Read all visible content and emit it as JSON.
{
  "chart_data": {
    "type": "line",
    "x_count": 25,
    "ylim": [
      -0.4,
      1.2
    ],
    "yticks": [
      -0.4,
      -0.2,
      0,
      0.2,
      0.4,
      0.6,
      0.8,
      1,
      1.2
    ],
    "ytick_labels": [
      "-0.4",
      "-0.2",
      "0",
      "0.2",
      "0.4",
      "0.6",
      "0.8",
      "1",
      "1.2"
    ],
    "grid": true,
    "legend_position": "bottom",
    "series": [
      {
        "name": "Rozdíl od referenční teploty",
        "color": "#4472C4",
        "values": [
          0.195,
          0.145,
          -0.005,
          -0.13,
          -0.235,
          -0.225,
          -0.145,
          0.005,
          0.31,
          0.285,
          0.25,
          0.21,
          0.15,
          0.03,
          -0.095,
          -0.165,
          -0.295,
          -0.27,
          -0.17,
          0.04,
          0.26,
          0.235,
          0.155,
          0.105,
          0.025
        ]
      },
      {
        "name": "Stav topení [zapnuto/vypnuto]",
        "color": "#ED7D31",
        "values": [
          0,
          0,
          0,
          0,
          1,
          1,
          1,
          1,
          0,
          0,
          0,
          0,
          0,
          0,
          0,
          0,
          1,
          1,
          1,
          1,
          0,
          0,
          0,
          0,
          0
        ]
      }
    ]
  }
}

:: TASK OBJECTIVE ::
Identify every line above that includes the word "name", and show those lines.

:: RESULT ::
        "name": "Rozdíl od referenční teploty",
        "name": "Stav topení [zapnuto/vypnuto]",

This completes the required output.